WRITTEN INSTRUCTION — Please copy all the lines that follow, word for word.

Stored records

+--

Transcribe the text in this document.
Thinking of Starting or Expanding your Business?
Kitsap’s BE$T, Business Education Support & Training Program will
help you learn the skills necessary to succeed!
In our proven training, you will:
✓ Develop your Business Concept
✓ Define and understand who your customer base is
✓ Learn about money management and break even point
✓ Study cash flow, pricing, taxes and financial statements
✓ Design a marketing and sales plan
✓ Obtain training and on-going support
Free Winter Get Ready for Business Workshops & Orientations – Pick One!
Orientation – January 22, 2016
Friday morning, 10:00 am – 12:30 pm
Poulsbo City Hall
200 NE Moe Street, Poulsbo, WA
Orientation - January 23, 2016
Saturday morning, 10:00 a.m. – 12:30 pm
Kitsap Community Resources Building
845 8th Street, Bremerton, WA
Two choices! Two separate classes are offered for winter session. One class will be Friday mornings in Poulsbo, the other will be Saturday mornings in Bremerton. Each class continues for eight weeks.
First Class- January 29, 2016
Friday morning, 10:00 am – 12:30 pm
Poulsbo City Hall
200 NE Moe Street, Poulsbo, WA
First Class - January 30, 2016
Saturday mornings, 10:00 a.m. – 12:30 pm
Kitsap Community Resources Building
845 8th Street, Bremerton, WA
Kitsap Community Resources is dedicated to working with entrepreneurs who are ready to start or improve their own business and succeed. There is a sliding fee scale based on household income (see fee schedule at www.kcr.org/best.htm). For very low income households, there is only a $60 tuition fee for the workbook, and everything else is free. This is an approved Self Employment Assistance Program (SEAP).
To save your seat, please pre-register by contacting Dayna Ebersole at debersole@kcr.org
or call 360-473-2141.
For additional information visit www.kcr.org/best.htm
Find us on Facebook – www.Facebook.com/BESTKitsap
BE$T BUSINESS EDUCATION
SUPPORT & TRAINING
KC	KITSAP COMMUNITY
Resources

+--

OUTPUT OF THE TASK —
Transcribe the text in this document.
Thinking of Starting or Expanding your Business?
Kitsap’s BE$T, Business Education Support & Training Program will
help you learn the skills necessary to succeed!
In our proven training, you will:
✓ Develop your Business Concept
✓ Define and understand who your customer base is
✓ Learn about money management and break even point
✓ Study cash flow, pricing, taxes and financial statements
✓ Design a marketing and sales plan
✓ Obtain training and on-going support
Free Winter Get Ready for Business Workshops & Orientations – Pick One!
Orientation – January 22, 2016
Friday morning, 10:00 am – 12:30 pm
Poulsbo City Hall
200 NE Moe Street, Poulsbo, WA
Orientation - January 23, 2016
Saturday morning, 10:00 a.m. – 12:30 pm
Kitsap Community Resources Building
845 8th Street, Bremerton, WA
Two choices! Two separate classes are offered for winter session. One class will be Friday mornings in Poulsbo, the other will be Saturday mornings in Bremerton. Each class continues for eight weeks.
First Class- January 29, 2016
Friday morning, 10:00 am – 12:30 pm
Poulsbo City Hall
200 NE Moe Street, Poulsbo, WA
First Class - January 30, 2016
Saturday mornings, 10:00 a.m. – 12:30 pm
Kitsap Community Resources Building
845 8th Street, Bremerton, WA
Kitsap Community Resources is dedicated to working with entrepreneurs who are ready to start or improve their own business and succeed. There is a sliding fee scale based on household income (see fee schedule at www.kcr.org/best.htm). For very low income households, there is only a $60 tuition fee for the workbook, and everything else is free. This is an approved Self Employment Assistance Program (SEAP).
To save your seat, please pre-register by contacting Dayna Ebersole at debersole@kcr.org
or call 360-473-2141.
For additional information visit www.kcr.org/best.htm
Find us on Facebook – www.Facebook.com/BESTKitsap
BE$T BUSINESS EDUCATION
SUPPORT & TRAINING
KC	KITSAP COMMUNITY
Resources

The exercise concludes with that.